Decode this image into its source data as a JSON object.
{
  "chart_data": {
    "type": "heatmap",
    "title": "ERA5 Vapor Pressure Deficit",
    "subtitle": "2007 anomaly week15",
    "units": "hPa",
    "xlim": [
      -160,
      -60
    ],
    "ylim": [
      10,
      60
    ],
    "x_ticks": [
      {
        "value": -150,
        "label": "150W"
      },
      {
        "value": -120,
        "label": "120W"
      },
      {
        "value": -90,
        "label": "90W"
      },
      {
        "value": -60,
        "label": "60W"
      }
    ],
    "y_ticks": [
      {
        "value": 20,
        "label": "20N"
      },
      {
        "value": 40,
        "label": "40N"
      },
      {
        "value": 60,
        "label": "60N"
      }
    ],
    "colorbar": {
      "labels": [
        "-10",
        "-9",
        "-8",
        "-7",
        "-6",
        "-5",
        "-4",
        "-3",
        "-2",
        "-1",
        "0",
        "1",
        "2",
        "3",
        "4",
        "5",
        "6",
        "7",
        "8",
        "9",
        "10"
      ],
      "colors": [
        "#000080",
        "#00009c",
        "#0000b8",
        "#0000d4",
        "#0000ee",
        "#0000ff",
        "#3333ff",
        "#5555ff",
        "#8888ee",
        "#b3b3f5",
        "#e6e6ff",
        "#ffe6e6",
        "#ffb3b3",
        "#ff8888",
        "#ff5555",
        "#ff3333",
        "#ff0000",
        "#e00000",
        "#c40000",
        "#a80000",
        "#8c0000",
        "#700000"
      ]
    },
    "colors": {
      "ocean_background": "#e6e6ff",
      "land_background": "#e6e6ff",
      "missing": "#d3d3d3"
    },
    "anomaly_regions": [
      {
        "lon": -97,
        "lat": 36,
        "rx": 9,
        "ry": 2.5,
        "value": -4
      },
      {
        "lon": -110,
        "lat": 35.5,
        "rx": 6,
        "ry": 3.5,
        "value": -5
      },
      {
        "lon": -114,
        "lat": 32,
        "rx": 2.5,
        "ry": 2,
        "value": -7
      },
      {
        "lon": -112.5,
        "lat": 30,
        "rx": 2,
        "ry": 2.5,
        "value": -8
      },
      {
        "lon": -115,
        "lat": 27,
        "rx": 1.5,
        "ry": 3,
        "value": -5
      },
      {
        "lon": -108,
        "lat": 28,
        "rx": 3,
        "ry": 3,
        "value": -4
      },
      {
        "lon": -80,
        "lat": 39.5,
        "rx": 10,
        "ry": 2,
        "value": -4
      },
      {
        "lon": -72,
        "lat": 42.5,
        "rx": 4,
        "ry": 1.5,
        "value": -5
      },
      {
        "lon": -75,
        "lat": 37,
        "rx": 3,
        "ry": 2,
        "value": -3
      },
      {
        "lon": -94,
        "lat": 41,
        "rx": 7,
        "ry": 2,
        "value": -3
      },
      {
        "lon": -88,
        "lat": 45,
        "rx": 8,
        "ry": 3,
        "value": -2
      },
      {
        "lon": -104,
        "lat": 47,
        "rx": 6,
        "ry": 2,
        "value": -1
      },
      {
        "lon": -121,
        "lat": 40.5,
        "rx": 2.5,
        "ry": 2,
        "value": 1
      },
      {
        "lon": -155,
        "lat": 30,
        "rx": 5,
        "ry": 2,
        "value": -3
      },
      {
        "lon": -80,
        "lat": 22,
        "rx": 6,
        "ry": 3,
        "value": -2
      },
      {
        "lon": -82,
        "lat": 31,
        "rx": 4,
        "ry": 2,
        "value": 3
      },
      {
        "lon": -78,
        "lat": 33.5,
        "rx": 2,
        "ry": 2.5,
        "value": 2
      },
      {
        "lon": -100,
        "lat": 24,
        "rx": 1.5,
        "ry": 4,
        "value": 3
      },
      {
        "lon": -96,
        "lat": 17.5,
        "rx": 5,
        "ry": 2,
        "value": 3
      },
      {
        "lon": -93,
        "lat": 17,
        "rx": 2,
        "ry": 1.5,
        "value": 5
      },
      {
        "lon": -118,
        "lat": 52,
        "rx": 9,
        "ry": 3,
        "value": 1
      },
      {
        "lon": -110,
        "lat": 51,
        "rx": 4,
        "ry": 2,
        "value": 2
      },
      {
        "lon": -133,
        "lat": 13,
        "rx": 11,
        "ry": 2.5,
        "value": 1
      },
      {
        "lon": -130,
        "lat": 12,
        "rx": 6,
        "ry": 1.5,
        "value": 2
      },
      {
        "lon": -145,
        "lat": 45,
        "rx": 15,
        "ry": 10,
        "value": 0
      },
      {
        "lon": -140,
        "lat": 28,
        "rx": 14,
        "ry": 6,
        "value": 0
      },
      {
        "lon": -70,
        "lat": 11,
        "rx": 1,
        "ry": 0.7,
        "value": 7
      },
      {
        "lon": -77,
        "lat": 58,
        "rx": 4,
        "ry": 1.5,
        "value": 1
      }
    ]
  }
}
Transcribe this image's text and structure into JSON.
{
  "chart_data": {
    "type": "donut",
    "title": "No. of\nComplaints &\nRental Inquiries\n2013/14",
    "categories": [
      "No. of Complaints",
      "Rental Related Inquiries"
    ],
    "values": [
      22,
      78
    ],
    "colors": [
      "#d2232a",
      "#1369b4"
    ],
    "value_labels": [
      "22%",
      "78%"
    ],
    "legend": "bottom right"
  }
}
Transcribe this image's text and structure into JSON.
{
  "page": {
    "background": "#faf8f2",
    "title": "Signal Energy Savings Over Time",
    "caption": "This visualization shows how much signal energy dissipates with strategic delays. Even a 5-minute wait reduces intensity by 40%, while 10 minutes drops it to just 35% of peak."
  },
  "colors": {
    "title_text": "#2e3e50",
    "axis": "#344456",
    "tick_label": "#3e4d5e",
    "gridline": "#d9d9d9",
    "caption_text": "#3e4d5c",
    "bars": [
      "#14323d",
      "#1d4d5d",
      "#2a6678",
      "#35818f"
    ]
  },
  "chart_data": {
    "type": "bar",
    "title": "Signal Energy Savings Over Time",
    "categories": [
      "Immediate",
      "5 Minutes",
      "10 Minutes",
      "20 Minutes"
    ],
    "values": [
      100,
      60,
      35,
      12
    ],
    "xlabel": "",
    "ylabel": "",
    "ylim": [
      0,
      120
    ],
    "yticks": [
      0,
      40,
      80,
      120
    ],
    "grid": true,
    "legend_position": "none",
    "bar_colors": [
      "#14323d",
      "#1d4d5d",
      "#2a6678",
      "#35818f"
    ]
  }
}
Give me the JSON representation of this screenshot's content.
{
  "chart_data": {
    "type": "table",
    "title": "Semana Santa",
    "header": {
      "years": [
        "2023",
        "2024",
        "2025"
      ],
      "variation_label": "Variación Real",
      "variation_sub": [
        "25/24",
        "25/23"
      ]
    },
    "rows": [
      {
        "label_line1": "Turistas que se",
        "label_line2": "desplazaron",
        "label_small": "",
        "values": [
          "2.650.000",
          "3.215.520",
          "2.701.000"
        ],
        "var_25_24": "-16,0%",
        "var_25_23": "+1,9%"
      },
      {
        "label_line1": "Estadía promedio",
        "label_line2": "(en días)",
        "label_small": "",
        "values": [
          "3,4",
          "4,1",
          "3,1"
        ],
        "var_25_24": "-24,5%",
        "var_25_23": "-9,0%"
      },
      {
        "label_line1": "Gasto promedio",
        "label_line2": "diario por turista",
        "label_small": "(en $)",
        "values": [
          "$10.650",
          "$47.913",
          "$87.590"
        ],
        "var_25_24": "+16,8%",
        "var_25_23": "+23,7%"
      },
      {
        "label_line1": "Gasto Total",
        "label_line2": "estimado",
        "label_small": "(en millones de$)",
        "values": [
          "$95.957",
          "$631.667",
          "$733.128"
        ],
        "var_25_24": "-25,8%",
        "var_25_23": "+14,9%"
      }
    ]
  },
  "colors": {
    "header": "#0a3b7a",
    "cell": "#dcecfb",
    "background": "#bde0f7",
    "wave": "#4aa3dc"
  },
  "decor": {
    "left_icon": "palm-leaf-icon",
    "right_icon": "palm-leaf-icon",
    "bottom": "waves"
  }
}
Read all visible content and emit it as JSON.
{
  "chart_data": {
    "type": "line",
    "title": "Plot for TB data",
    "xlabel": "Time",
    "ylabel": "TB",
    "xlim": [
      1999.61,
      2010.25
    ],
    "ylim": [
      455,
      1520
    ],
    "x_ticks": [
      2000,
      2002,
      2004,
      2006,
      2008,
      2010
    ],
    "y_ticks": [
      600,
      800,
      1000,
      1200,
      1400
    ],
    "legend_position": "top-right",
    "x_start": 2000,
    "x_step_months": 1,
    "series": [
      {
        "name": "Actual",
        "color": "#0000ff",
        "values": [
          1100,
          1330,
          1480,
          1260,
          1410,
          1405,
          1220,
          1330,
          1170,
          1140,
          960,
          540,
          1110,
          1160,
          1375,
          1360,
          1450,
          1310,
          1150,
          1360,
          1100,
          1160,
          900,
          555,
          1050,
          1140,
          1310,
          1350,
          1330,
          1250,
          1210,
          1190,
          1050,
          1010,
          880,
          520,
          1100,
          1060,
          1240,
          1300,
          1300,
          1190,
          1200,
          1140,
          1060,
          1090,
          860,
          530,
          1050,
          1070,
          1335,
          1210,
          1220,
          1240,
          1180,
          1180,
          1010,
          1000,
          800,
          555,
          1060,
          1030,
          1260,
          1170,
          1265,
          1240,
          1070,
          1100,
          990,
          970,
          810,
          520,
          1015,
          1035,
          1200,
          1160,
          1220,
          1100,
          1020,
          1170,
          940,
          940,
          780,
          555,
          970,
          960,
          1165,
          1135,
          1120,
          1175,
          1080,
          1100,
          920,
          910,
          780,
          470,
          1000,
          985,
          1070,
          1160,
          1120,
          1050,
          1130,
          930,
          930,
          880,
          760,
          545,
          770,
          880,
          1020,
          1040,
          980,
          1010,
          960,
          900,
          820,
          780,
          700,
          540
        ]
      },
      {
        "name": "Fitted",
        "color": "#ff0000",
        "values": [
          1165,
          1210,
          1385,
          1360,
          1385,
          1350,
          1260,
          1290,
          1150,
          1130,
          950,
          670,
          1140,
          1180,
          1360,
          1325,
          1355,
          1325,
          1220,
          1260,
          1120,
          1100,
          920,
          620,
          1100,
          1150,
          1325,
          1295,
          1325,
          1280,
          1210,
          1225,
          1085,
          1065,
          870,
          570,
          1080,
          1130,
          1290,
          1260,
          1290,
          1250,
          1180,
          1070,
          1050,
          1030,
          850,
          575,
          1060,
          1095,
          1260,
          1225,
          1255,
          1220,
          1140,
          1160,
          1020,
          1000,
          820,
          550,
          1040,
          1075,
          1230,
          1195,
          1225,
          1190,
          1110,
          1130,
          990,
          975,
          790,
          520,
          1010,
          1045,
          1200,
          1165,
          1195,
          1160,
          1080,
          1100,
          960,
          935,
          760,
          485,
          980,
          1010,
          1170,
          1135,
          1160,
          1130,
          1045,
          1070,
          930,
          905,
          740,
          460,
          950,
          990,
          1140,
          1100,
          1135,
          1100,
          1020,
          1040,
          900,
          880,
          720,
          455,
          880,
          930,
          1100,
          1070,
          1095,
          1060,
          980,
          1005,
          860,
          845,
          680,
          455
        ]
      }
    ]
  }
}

» **DIRECTIONS FOR THIS TASK**
Count every line of the records that holds the string "icon". Write only the total.

» **EXERCISE ANSWER**
2